#### Request 1:
Please rewrite the entries from the line containing "chart-tooltip: Sunday, Apr" through the line containing "x-tick-label: Oct '23 (403, 653, 450, 670)", substituting "price-tick-label" for "y-right-tick-label" and leaving everything else unchanged.

Re: [Haskell-cafe] ordNub

16 Oct 2013

      On 16/10/13 17:46, Yitzchak Gale wrote:
...
On Sun, Oct 13, 2013 at 6:25 PM, Niklas Hambüchen  wrote:
...
ordNub behaves has the same behaviour as nub, while (Set.toList .
Set.fromList) doesn't.
Perhaps you mean that they produce exactly the same
output when fully evaluated. But I doubt that their behavior
is *exactly* the same in every aspect. Given the differences
in strictness between sets and lists, can you prove that
nub and nubOrd have *exactly* the same strictness properties
in every possible case?
Yes. The elements are are evaluated in the same order as in `nub`.
We can see that by comparing the implementations.

If you have objects that need not be fully evaluated to use (==) on
them, and need not fully evaluated *in a different way* when using
`compare` on them, then of course the strictness properties are different.
That is why one function has "Eq a =>" and the other one "Ord a =>" at
the front.
...
...
...ordNub is *always* faster than nub, even for singleton lists.
This is also a claim that I doubt. You say that you tested the
case of singletons. How about this:
2 : replicate 100000 1 ++ [3]
Well, you could optimize for that by having nubOrd squeeze
runs of of equal elements in the input. But then how about
something like this:
[3,2,1] ++ take 100000 (cycle [3,2,1]) ++ [4]
Or variations on that, cycling some other fairly small number of
elements. Set containers must do extra comparisons, whereas
the of cost running down the first few hundred elements of a linked
list (as long as the compiler fuses the iteration down to a tight
loop in the output code and you remain within the cache) is near zero.
How could nubOrd be as fast as ord in these kinds of cases?
I make the following, really cool proposal:

* You add your test cases that you just mentioned to the benchmark list
in "ordnub.hs"
* run `cabal build`
* run `dist/build/ordnub/ordnub -o report.html`.

Then you will see that ordNub is, indeed, faster.
...
(as long as the compiler fuses the iteration down to a tight
loop in the output code and you remain within the cache)
Even though a list is conceptually simpler than a set, a list node and a
set node are not that different (as I explained in the last email).
Both have a content and a pointer to the next node. The only difference
is that the Set node is optimised with strictness and unboxing, and the
list one is not.
...
The only advantage of nubOrd
is for very large lists where the complexity advantage overtakes
the excellent constants of nub to provide better speed.
Sorry, I think this is absolutely invented.

What "excellent constants" do you mean?

How large are "very large lists"? I find lists of length 1000 a very
common case. An `n log2 n` algorithm is already 100 times faster on
those than an n² one.

I do not dispute that there exist n² algorithms that are faster than
others with better complexity for small inputs.

nub is not one of them.

#### Material provided:
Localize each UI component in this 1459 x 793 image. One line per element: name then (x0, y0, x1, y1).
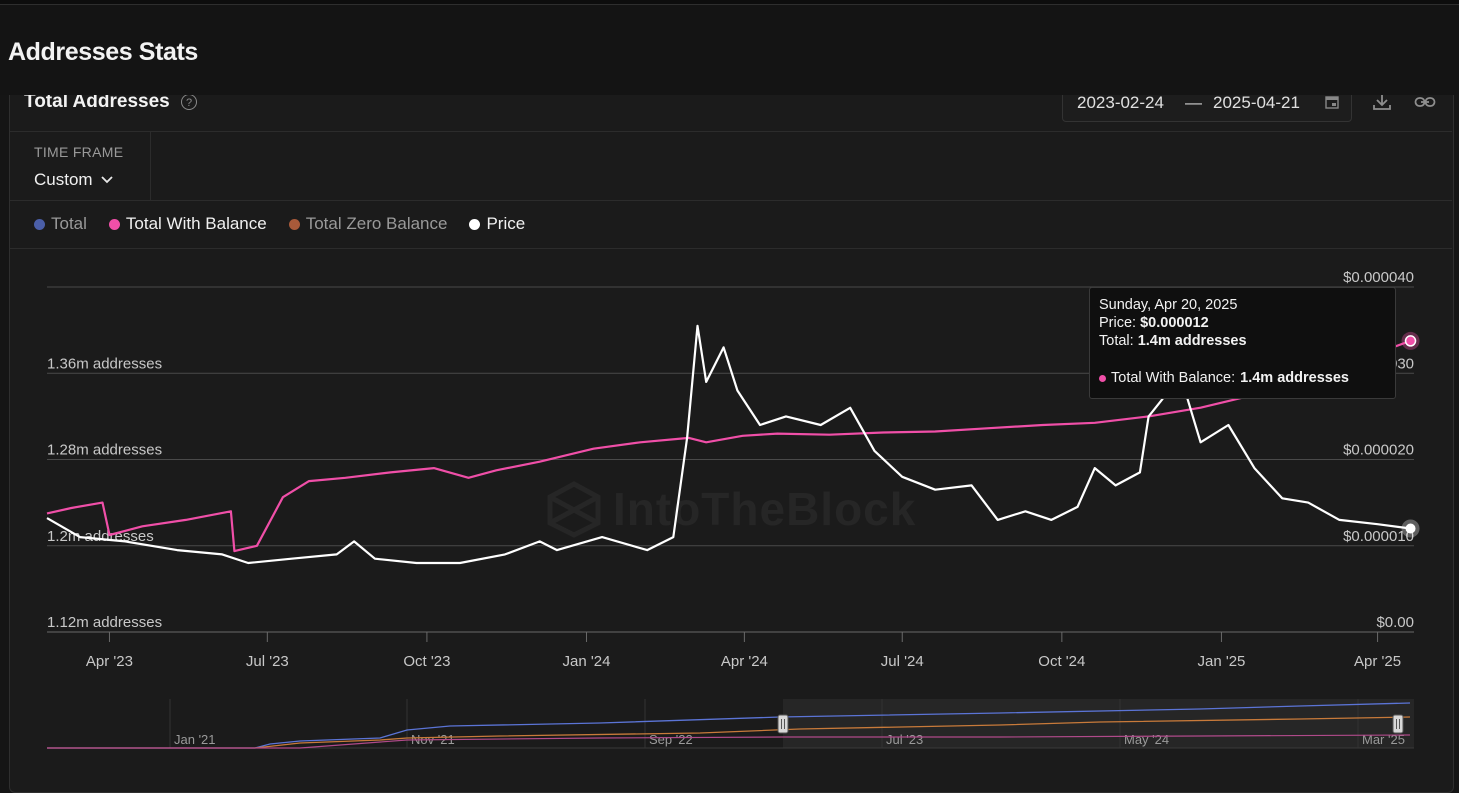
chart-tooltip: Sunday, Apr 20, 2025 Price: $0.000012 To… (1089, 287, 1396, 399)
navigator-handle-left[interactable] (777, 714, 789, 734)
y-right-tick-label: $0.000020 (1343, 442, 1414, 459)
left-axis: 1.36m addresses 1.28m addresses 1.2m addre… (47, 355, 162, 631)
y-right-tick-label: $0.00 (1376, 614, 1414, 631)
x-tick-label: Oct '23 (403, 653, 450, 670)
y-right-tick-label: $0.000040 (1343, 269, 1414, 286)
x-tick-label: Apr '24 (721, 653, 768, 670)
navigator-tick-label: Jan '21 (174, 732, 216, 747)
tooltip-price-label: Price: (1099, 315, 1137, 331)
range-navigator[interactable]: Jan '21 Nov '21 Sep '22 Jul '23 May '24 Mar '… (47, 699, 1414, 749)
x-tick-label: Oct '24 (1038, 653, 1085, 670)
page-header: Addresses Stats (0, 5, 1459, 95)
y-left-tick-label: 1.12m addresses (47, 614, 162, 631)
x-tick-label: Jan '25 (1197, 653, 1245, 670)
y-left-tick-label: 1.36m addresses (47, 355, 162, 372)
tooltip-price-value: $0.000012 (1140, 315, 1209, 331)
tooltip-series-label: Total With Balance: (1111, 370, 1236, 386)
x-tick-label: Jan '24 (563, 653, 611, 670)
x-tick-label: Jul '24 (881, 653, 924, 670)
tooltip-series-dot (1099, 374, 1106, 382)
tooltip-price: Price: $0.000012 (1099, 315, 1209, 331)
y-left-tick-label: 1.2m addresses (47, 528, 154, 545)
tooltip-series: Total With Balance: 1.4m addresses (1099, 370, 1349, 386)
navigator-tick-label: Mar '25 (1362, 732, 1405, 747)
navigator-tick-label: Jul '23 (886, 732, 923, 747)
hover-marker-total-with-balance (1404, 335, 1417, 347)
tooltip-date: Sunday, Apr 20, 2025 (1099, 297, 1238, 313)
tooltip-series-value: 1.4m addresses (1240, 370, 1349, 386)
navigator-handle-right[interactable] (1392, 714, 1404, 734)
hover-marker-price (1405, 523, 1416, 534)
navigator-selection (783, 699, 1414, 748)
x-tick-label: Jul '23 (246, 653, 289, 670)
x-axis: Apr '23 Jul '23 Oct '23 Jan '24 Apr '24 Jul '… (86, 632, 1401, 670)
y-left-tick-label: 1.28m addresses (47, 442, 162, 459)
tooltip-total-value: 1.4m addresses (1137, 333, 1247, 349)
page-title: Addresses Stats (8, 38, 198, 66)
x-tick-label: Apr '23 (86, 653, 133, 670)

#### Request 2:
Answer these questions about the ordNub thread:
(a) What list length does the writer call a very common case?
(b) To which file should the new test cases be added?
(c) What is the only difference between a Set node and a list node?

#### Output 1:
chart-tooltip: Sunday, Apr 20, 2025 Price: $0.000012 To… (1089, 287, 1396, 399)
navigator-handle-left[interactable] (777, 714, 789, 734)
price-tick-label: $0.000020 (1343, 442, 1414, 459)
left-axis: 1.36m addresses 1.28m addresses 1.2m addre… (47, 355, 162, 631)
price-tick-label: $0.00 (1376, 614, 1414, 631)
x-tick-label: Oct '23 (403, 653, 450, 670)

#### Output 2:
(a) 1000
(b) "ordnub.hs"
(c) The Set node is optimized with strictness and unboxing, and the list node is not.